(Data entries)
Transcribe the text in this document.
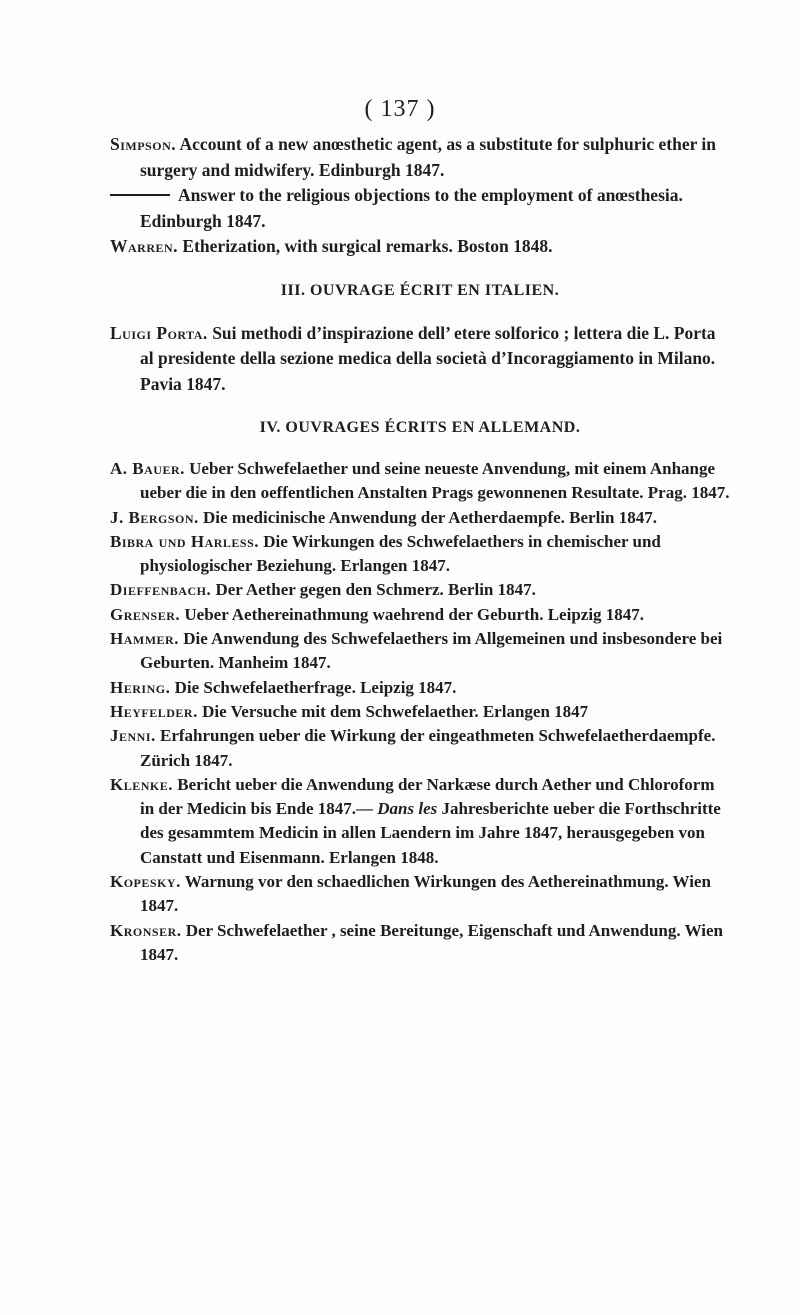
( 137 )

Simpson. Account of a new anœsthetic agent, as a substitute for sulphuric ether in surgery and midwifery. Edinburgh 1847.

Answer to the religious objections to the employment of anœsthesia. Edinburgh 1847.

Warren. Etherization, with surgical remarks. Boston 1848.

III. OUVRAGE ÉCRIT EN ITALIEN.

Luigi Porta. Sui methodi d’inspirazione dell’ etere solforico ; lettera die L. Porta al presidente della sezione medica della società d’Incoraggiamento in Milano. Pavia 1847.

IV. OUVRAGES ÉCRITS EN ALLEMAND.

A. Bauer. Ueber Schwefelaether und seine neueste Anvendung, mit einem Anhange ueber die in den oeffentlichen Anstalten Prags gewonnenen Resultate. Prag. 1847.

J. Bergson. Die medicinische Anwendung der Aetherdaempfe. Berlin 1847.

Bibra und Harless. Die Wirkungen des Schwefelaethers in chemischer und physiologischer Beziehung. Erlangen 1847.

Dieffenbach. Der Aether gegen den Schmerz. Berlin 1847.

Grenser. Ueber Aethereinathmung waehrend der Geburth. Leipzig 1847.

Hammer. Die Anwendung des Schwefelaethers im Allgemeinen und insbesondere bei Geburten. Manheim 1847.

Hering. Die Schwefelaetherfrage. Leipzig 1847.

Heyfelder. Die Versuche mit dem Schwefelaether. Erlangen 1847

Jenni. Erfahrungen ueber die Wirkung der eingeathmeten Schwefelaetherdaempfe. Zürich 1847.

Klenke. Bericht ueber die Anwendung der Narkæse durch Aether und Chloroform in der Medicin bis Ende 1847.— Dans les Jahresberichte ueber die Forthschritte des gesammtem Medicin in allen Laendern im Jahre 1847, herausgegeben von Canstatt und Eisenmann. Erlangen 1848.

Kopesky. Warnung vor den schaedlichen Wirkungen des Aethereinathmung. Wien 1847.

Kronser. Der Schwefelaether , seine Bereitunge, Eigenschaft und Anwendung. Wien 1847.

Goal of the exercise: From the listing above, pick out each line where the word "Leipzig" appears.

Written solution:
Grenser. Ueber Aethereinathmung waehrend der Geburth. Leipzig 1847.
Hering. Die Schwefelaetherfrage. Leipzig 1847.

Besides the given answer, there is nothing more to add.